Records for this task

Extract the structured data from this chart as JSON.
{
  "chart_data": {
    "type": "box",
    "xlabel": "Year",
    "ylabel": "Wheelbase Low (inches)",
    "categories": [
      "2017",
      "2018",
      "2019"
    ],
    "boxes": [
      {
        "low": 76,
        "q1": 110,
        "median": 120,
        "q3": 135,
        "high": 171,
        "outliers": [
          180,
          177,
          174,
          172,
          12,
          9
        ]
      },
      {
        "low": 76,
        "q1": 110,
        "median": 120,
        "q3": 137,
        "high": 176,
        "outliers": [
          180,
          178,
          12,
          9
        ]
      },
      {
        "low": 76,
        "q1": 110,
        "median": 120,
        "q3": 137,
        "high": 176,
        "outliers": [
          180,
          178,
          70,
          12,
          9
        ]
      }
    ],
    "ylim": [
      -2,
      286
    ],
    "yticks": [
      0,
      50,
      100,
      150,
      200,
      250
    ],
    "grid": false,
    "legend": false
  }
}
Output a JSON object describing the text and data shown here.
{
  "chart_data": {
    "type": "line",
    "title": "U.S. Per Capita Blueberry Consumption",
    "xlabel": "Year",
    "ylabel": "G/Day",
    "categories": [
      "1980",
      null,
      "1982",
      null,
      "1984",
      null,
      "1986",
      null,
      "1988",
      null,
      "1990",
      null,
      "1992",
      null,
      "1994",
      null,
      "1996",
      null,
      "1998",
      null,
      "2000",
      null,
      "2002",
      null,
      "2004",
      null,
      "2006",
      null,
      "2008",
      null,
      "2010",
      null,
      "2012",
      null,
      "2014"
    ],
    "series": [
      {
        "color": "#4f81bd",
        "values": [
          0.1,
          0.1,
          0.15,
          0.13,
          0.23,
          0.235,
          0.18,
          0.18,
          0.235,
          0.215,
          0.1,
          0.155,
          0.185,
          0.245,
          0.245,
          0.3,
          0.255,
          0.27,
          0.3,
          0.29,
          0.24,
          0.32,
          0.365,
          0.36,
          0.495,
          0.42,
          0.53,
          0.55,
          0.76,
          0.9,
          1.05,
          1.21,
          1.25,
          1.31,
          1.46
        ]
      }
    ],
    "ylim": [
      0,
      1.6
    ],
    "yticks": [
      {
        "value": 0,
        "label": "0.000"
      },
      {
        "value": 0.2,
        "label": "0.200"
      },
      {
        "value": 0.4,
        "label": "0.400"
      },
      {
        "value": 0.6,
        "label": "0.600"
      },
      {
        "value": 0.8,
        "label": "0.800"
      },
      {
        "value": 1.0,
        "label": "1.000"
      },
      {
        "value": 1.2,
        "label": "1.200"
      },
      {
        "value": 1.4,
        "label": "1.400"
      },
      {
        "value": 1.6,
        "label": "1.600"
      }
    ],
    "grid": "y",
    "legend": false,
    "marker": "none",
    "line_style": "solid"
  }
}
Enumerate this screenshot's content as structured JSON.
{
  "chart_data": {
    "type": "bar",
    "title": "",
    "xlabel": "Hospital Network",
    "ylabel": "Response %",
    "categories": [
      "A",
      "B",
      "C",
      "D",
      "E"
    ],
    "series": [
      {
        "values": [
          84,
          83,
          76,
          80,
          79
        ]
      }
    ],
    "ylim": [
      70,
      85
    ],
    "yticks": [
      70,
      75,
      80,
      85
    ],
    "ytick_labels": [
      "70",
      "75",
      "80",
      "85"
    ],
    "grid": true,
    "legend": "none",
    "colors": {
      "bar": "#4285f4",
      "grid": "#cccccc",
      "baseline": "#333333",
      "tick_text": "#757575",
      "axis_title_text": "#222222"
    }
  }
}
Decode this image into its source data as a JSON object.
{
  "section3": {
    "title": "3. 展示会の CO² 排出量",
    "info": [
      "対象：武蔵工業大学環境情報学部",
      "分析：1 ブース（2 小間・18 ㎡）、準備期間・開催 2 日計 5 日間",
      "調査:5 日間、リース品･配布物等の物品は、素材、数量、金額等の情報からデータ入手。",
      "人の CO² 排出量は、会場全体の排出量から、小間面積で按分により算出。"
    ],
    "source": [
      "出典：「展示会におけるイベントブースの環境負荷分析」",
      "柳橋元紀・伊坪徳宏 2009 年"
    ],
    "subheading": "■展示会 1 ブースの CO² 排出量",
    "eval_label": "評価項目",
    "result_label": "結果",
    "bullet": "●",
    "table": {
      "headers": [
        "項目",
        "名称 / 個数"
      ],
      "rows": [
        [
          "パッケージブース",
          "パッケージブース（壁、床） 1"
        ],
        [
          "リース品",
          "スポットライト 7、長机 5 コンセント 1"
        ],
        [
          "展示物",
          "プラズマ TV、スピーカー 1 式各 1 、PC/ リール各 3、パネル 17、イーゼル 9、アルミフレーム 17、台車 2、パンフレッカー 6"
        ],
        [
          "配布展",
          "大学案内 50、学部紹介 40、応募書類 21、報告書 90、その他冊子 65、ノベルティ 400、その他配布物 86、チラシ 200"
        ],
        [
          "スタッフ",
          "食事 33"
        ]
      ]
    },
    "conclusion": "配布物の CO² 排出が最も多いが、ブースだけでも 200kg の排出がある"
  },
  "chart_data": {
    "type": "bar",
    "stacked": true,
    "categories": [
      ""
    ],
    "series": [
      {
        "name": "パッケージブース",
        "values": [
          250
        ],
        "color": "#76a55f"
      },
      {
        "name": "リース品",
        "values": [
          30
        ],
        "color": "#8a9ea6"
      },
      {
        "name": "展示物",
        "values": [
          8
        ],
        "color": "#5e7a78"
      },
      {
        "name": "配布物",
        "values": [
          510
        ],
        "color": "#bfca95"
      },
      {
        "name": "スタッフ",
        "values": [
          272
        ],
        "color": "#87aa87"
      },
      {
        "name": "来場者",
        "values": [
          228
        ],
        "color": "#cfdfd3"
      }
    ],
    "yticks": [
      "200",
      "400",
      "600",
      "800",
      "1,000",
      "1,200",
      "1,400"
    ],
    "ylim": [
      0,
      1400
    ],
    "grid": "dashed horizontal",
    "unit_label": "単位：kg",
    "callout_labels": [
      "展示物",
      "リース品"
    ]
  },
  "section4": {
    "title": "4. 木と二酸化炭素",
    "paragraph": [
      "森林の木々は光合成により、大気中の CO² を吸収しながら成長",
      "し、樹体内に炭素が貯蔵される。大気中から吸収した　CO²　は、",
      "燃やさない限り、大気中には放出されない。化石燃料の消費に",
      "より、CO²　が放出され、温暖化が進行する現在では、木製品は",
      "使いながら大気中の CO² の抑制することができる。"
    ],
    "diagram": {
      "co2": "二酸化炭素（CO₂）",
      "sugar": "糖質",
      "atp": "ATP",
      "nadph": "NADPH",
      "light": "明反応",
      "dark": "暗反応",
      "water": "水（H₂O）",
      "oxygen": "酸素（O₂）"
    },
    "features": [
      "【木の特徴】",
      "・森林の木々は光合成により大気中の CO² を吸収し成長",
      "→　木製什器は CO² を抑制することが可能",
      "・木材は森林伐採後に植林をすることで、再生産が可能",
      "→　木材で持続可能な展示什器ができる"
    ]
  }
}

Exercise goal
Repeat the material above in full, keeping every word.

Worked answer
Extract the structured data from this chart as JSON.
{
  "chart_data": {
    "type": "box",
    "xlabel": "Year",
    "ylabel": "Wheelbase Low (inches)",
    "categories": [
      "2017",
      "2018",
      "2019"
    ],
    "boxes": [
      {
        "low": 76,
        "q1": 110,
        "median": 120,
        "q3": 135,
        "high": 171,
        "outliers": [
          180,
          177,
          174,
          172,
          12,
          9
        ]
      },
      {
        "low": 76,
        "q1": 110,
        "median": 120,
        "q3": 137,
        "high": 176,
        "outliers": [
          180,
          178,
          12,
          9
        ]
      },
      {
        "low": 76,
        "q1": 110,
        "median": 120,
        "q3": 137,
        "high": 176,
        "outliers": [
          180,
          178,
          70,
          12,
          9
        ]
      }
    ],
    "ylim": [
      -2,
      286
    ],
    "yticks": [
      0,
      50,
      100,
      150,
      200,
      250
    ],
    "grid": false,
    "legend": false
  }
}
Output a JSON object describing the text and data shown here.
{
  "chart_data": {
    "type": "line",
    "title": "U.S. Per Capita Blueberry Consumption",
    "xlabel": "Year",
    "ylabel": "G/Day",
    "categories": [
      "1980",
      null,
      "1982",
      null,
      "1984",
      null,
      "1986",
      null,
      "1988",
      null,
      "1990",
      null,
      "1992",
      null,
      "1994",
      null,
      "1996",
      null,
      "1998",
      null,
      "2000",
      null,
      "2002",
      null,
      "2004",
      null,
      "2006",
      null,
      "2008",
      null,
      "2010",
      null,
      "2012",
      null,
      "2014"
    ],
    "series": [
      {
        "color": "#4f81bd",
        "values": [
          0.1,
          0.1,
          0.15,
          0.13,
          0.23,
          0.235,
          0.18,
          0.18,
          0.235,
          0.215,
          0.1,
          0.155,
          0.185,
          0.245,
          0.245,
          0.3,
          0.255,
          0.27,
          0.3,
          0.29,
          0.24,
          0.32,
          0.365,
          0.36,
          0.495,
          0.42,
          0.53,
          0.55,
          0.76,
          0.9,
          1.05,
          1.21,
          1.25,
          1.31,
          1.46
        ]
      }
    ],
    "ylim": [
      0,
      1.6
    ],
    "yticks": [
      {
        "value": 0,
        "label": "0.000"
      },
      {
        "value": 0.2,
        "label": "0.200"
      },
      {
        "value": 0.4,
        "label": "0.400"
      },
      {
        "value": 0.6,
        "label": "0.600"
      },
      {
        "value": 0.8,
        "label": "0.800"
      },
      {
        "value": 1.0,
        "label": "1.000"
      },
      {
        "value": 1.2,
        "label": "1.200"
      },
      {
        "value": 1.4,
        "label": "1.400"
      },
      {
        "value": 1.6,
        "label": "1.600"
      }
    ],
    "grid": "y",
    "legend": false,
    "marker": "none",
    "line_style": "solid"
  }
}
Enumerate this screenshot's content as structured JSON.
{
  "chart_data": {
    "type": "bar",
    "title": "",
    "xlabel": "Hospital Network",
    "ylabel": "Response %",
    "categories": [
      "A",
      "B",
      "C",
      "D",
      "E"
    ],
    "series": [
      {
        "values": [
          84,
          83,
          76,
          80,
          79
        ]
      }
    ],
    "ylim": [
      70,
      85
    ],
    "yticks": [
      70,
      75,
      80,
      85
    ],
    "ytick_labels": [
      "70",
      "75",
      "80",
      "85"
    ],
    "grid": true,
    "legend": "none",
    "colors": {
      "bar": "#4285f4",
      "grid": "#cccccc",
      "baseline": "#333333",
      "tick_text": "#757575",
      "axis_title_text": "#222222"
    }
  }
}
Decode this image into its source data as a JSON object.
{
  "section3": {
    "title": "3. 展示会の CO² 排出量",
    "info": [
      "対象：武蔵工業大学環境情報学部",
      "分析：1 ブース（2 小間・18 ㎡）、準備期間・開催 2 日計 5 日間",
      "調査:5 日間、リース品･配布物等の物品は、素材、数量、金額等の情報からデータ入手。",
      "人の CO² 排出量は、会場全体の排出量から、小間面積で按分により算出。"
    ],
    "source": [
      "出典：「展示会におけるイベントブースの環境負荷分析」",
      "柳橋元紀・伊坪徳宏 2009 年"
    ],
    "subheading": "■展示会 1 ブースの CO² 排出量",
    "eval_label": "評価項目",
    "result_label": "結果",
    "bullet": "●",
    "table": {
      "headers": [
        "項目",
        "名称 / 個数"
      ],
      "rows": [
        [
          "パッケージブース",
          "パッケージブース（壁、床） 1"
        ],
        [
          "リース品",
          "スポットライト 7、長机 5 コンセント 1"
        ],
        [
          "展示物",
          "プラズマ TV、スピーカー 1 式各 1 、PC/ リール各 3、パネル 17、イーゼル 9、アルミフレーム 17、台車 2、パンフレッカー 6"
        ],
        [
          "配布展",
          "大学案内 50、学部紹介 40、応募書類 21、報告書 90、その他冊子 65、ノベルティ 400、その他配布物 86、チラシ 200"
        ],
        [
          "スタッフ",
          "食事 33"
        ]
      ]
    },
    "conclusion": "配布物の CO² 排出が最も多いが、ブースだけでも 200kg の排出がある"
  },
  "chart_data": {
    "type": "bar",
    "stacked": true,
    "categories": [
      ""
    ],
    "series": [
      {
        "name": "パッケージブース",
        "values": [
          250
        ],
        "color": "#76a55f"
      },
      {
        "name": "リース品",
        "values": [
          30
        ],
        "color": "#8a9ea6"
      },
      {
        "name": "展示物",
        "values": [
          8
        ],
        "color": "#5e7a78"
      },
      {
        "name": "配布物",
        "values": [
          510
        ],
        "color": "#bfca95"
      },
      {
        "name": "スタッフ",
        "values": [
          272
        ],
        "color": "#87aa87"
      },
      {
        "name": "来場者",
        "values": [
          228
        ],
        "color": "#cfdfd3"
      }
    ],
    "yticks": [
      "200",
      "400",
      "600",
      "800",
      "1,000",
      "1,200",
      "1,400"
    ],
    "ylim": [
      0,
      1400
    ],
    "grid": "dashed horizontal",
    "unit_label": "単位：kg",
    "callout_labels": [
      "展示物",
      "リース品"
    ]
  },
  "section4": {
    "title": "4. 木と二酸化炭素",
    "paragraph": [
      "森林の木々は光合成により、大気中の CO² を吸収しながら成長",
      "し、樹体内に炭素が貯蔵される。大気中から吸収した　CO²　は、",
      "燃やさない限り、大気中には放出されない。化石燃料の消費に",
      "より、CO²　が放出され、温暖化が進行する現在では、木製品は",
      "使いながら大気中の CO² の抑制することができる。"
    ],
    "diagram": {
      "co2": "二酸化炭素（CO₂）",
      "sugar": "糖質",
      "atp": "ATP",
      "nadph": "NADPH",
      "light": "明反応",
      "dark": "暗反応",
      "water": "水（H₂O）",
      "oxygen": "酸素（O₂）"
    },
    "features": [
      "【木の特徴】",
      "・森林の木々は光合成により大気中の CO² を吸収し成長",
      "→　木製什器は CO² を抑制することが可能",
      "・木材は森林伐採後に植林をすることで、再生産が可能",
      "→　木材で持続可能な展示什器ができる"
    ]
  }
}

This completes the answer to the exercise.